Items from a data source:
********************

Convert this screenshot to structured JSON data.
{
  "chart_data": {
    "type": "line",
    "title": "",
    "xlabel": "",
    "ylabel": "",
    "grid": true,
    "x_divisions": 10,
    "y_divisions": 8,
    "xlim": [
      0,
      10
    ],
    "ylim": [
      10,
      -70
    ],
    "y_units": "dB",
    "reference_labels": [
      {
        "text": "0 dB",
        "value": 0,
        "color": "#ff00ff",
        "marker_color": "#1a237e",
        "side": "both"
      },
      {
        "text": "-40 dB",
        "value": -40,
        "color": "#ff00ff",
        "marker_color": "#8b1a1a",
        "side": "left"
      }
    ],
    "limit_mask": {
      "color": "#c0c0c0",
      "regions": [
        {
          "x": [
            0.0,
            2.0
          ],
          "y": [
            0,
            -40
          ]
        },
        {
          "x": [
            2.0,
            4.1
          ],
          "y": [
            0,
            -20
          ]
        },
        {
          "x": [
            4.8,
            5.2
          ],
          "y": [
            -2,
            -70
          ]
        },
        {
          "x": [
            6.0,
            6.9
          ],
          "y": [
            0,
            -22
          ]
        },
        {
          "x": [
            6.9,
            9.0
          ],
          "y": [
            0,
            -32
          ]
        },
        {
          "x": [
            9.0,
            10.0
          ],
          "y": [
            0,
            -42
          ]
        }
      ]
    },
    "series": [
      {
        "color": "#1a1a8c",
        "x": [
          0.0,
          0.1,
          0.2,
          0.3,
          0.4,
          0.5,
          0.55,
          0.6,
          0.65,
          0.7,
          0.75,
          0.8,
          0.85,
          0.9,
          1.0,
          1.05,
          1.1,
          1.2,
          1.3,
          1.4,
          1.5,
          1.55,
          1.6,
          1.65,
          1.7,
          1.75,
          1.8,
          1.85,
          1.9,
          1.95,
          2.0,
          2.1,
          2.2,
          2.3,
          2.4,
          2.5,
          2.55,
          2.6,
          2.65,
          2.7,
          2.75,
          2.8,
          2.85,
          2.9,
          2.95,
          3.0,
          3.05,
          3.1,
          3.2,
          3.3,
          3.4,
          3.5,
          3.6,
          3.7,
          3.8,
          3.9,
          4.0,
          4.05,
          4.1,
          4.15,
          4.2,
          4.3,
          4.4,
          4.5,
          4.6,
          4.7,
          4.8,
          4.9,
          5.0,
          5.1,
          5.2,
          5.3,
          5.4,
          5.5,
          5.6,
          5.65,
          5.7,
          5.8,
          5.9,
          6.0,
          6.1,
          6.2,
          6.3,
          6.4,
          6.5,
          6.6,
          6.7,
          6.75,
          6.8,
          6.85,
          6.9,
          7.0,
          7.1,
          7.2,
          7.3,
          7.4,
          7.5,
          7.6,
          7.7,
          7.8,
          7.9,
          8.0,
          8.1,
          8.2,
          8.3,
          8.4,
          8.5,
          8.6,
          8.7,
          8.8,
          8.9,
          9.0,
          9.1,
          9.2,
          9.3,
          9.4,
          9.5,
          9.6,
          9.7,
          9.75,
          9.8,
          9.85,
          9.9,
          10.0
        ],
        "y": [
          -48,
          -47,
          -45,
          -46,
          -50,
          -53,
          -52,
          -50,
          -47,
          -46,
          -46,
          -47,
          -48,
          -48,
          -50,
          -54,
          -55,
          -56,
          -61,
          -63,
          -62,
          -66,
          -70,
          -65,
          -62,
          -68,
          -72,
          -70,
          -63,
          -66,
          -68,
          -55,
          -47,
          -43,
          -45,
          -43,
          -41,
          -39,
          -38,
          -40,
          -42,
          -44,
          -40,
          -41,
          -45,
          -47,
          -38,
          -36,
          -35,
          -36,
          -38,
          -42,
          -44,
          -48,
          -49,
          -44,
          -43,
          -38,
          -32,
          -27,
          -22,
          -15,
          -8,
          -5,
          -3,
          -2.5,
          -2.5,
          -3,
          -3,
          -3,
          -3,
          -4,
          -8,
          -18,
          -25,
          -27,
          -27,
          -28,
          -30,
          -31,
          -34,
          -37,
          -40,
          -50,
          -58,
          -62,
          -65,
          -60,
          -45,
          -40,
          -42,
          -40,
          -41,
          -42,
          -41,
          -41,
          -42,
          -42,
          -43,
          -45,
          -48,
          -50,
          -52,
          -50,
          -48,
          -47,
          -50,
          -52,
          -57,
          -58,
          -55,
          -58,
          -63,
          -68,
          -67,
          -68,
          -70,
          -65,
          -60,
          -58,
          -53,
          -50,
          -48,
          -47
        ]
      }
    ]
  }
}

********************

## Directions
Restate the data above word for word.

## Task output
Convert this screenshot to structured JSON data.
{
  "chart_data": {
    "type": "line",
    "title": "",
    "xlabel": "",
    "ylabel": "",
    "grid": true,
    "x_divisions": 10,
    "y_divisions": 8,
    "xlim": [
      0,
      10
    ],
    "ylim": [
      10,
      -70
    ],
    "y_units": "dB",
    "reference_labels": [
      {
        "text": "0 dB",
        "value": 0,
        "color": "#ff00ff",
        "marker_color": "#1a237e",
        "side": "both"
      },
      {
        "text": "-40 dB",
        "value": -40,
        "color": "#ff00ff",
        "marker_color": "#8b1a1a",
        "side": "left"
      }
    ],
    "limit_mask": {
      "color": "#c0c0c0",
      "regions": [
        {
          "x": [
            0.0,
            2.0
          ],
          "y": [
            0,
            -40
          ]
        },
        {
          "x": [
            2.0,
            4.1
          ],
          "y": [
            0,
            -20
          ]
        },
        {
          "x": [
            4.8,
            5.2
          ],
          "y": [
            -2,
            -70
          ]
        },
        {
          "x": [
            6.0,
            6.9
          ],
          "y": [
            0,
            -22
          ]
        },
        {
          "x": [
            6.9,
            9.0
          ],
          "y": [
            0,
            -32
          ]
        },
        {
          "x": [
            9.0,
            10.0
          ],
          "y": [
            0,
            -42
          ]
        }
      ]
    },
    "series": [
      {
        "color": "#1a1a8c",
        "x": [
          0.0,
          0.1,
          0.2,
          0.3,
          0.4,
          0.5,
          0.55,
          0.6,
          0.65,
          0.7,
          0.75,
          0.8,
          0.85,
          0.9,
          1.0,
          1.05,
          1.1,
          1.2,
          1.3,
          1.4,
          1.5,
          1.55,
          1.6,
          1.65,
          1.7,
          1.75,
          1.8,
          1.85,
          1.9,
          1.95,
          2.0,
          2.1,
          2.2,
          2.3,
          2.4,
          2.5,
          2.55,
          2.6,
          2.65,
          2.7,
          2.75,
          2.8,
          2.85,
          2.9,
          2.95,
          3.0,
          3.05,
          3.1,
          3.2,
          3.3,
          3.4,
          3.5,
          3.6,
          3.7,
          3.8,
          3.9,
          4.0,
          4.05,
          4.1,
          4.15,
          4.2,
          4.3,
          4.4,
          4.5,
          4.6,
          4.7,
          4.8,
          4.9,
          5.0,
          5.1,
          5.2,
          5.3,
          5.4,
          5.5,
          5.6,
          5.65,
          5.7,
          5.8,
          5.9,
          6.0,
          6.1,
          6.2,
          6.3,
          6.4,
          6.5,
          6.6,
          6.7,
          6.75,
          6.8,
          6.85,
          6.9,
          7.0,
          7.1,
          7.2,
          7.3,
          7.4,
          7.5,
          7.6,
          7.7,
          7.8,
          7.9,
          8.0,
          8.1,
          8.2,
          8.3,
          8.4,
          8.5,
          8.6,
          8.7,
          8.8,
          8.9,
          9.0,
          9.1,
          9.2,
          9.3,
          9.4,
          9.5,
          9.6,
          9.7,
          9.75,
          9.8,
          9.85,
          9.9,
          10.0
        ],
        "y": [
          -48,
          -47,
          -45,
          -46,
          -50,
          -53,
          -52,
          -50,
          -47,
          -46,
          -46,
          -47,
          -48,
          -48,
          -50,
          -54,
          -55,
          -56,
          -61,
          -63,
          -62,
          -66,
          -70,
          -65,
          -62,
          -68,
          -72,
          -70,
          -63,
          -66,
          -68,
          -55,
          -47,
          -43,
          -45,
          -43,
          -41,
          -39,
          -38,
          -40,
          -42,
          -44,
          -40,
          -41,
          -45,
          -47,
          -38,
          -36,
          -35,
          -36,
          -38,
          -42,
          -44,
          -48,
          -49,
          -44,
          -43,
          -38,
          -32,
          -27,
          -22,
          -15,
          -8,
          -5,
          -3,
          -2.5,
          -2.5,
          -3,
          -3,
          -3,
          -3,
          -4,
          -8,
          -18,
          -25,
          -27,
          -27,
          -28,
          -30,
          -31,
          -34,
          -37,
          -40,
          -50,
          -58,
          -62,
          -65,
          -60,
          -45,
          -40,
          -42,
          -40,
          -41,
          -42,
          -41,
          -41,
          -42,
          -42,
          -43,
          -45,
          -48,
          -50,
          -52,
          -50,
          -48,
          -47,
          -50,
          -52,
          -57,
          -58,
          -55,
          -58,
          -63,
          -68,
          -67,
          -68,
          -70,
          -65,
          -60,
          -58,
          -53,
          -50,
          -48,
          -47
        ]
      }
    ]
  }
}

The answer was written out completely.